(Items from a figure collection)
# # # # #

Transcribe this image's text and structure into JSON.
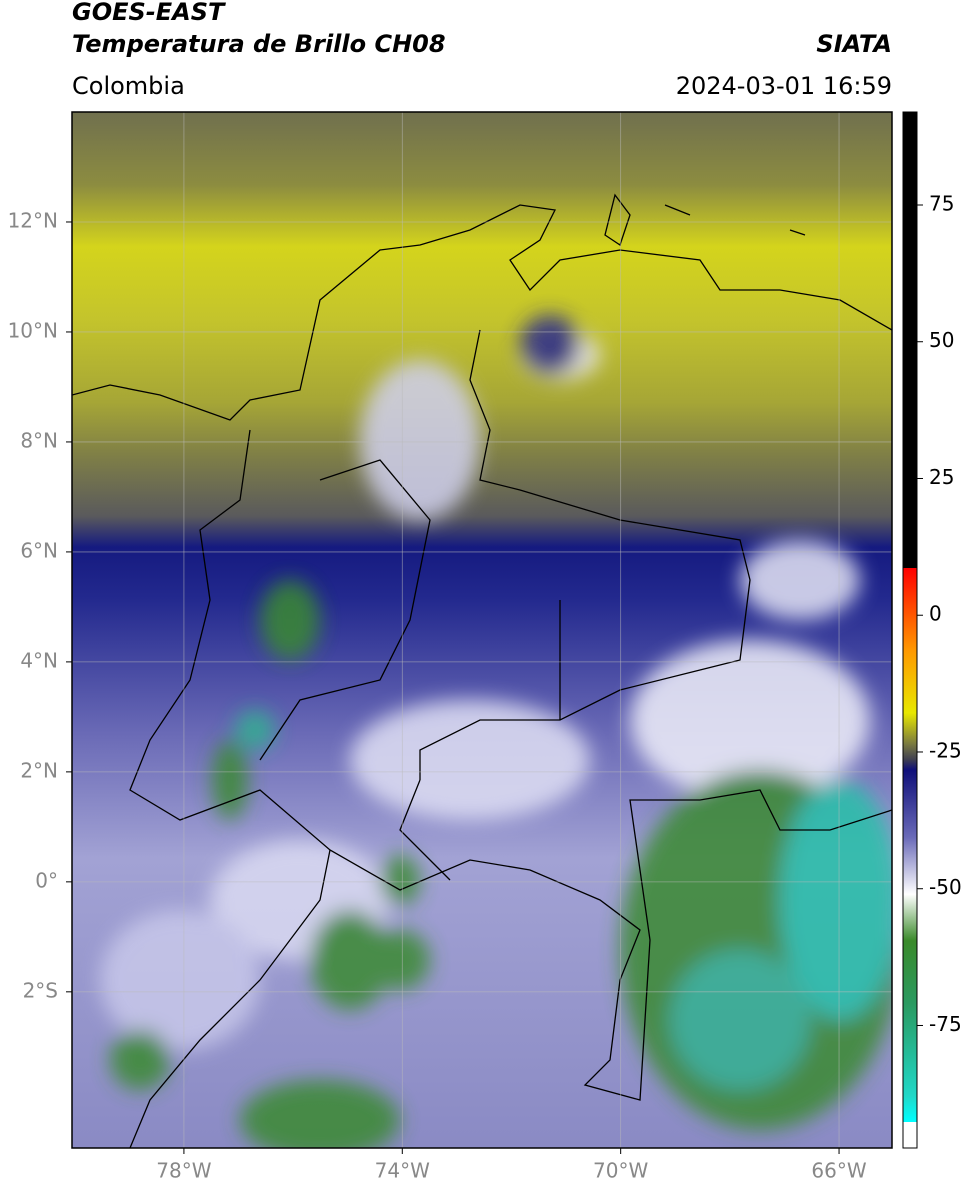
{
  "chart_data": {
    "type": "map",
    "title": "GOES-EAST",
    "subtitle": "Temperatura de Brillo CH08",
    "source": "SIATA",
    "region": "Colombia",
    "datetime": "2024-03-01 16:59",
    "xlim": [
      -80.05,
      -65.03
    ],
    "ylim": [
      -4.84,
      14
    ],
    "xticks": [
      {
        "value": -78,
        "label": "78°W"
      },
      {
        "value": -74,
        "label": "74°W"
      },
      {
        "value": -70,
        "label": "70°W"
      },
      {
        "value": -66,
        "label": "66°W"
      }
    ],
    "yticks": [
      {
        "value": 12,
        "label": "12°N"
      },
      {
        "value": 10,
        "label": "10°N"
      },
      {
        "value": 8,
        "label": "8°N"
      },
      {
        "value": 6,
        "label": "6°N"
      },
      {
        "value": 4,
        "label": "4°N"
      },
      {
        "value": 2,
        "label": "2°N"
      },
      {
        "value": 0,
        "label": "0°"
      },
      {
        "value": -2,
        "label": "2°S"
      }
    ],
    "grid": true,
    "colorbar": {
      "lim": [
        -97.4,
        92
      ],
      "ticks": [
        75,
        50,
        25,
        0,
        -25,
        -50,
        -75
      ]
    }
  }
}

# # # # #

▶ WHAT THE EXERCISE ASKS: Tally the lines containing "value". Provide the number without any other words.

▶ TASK OUTPUT: 12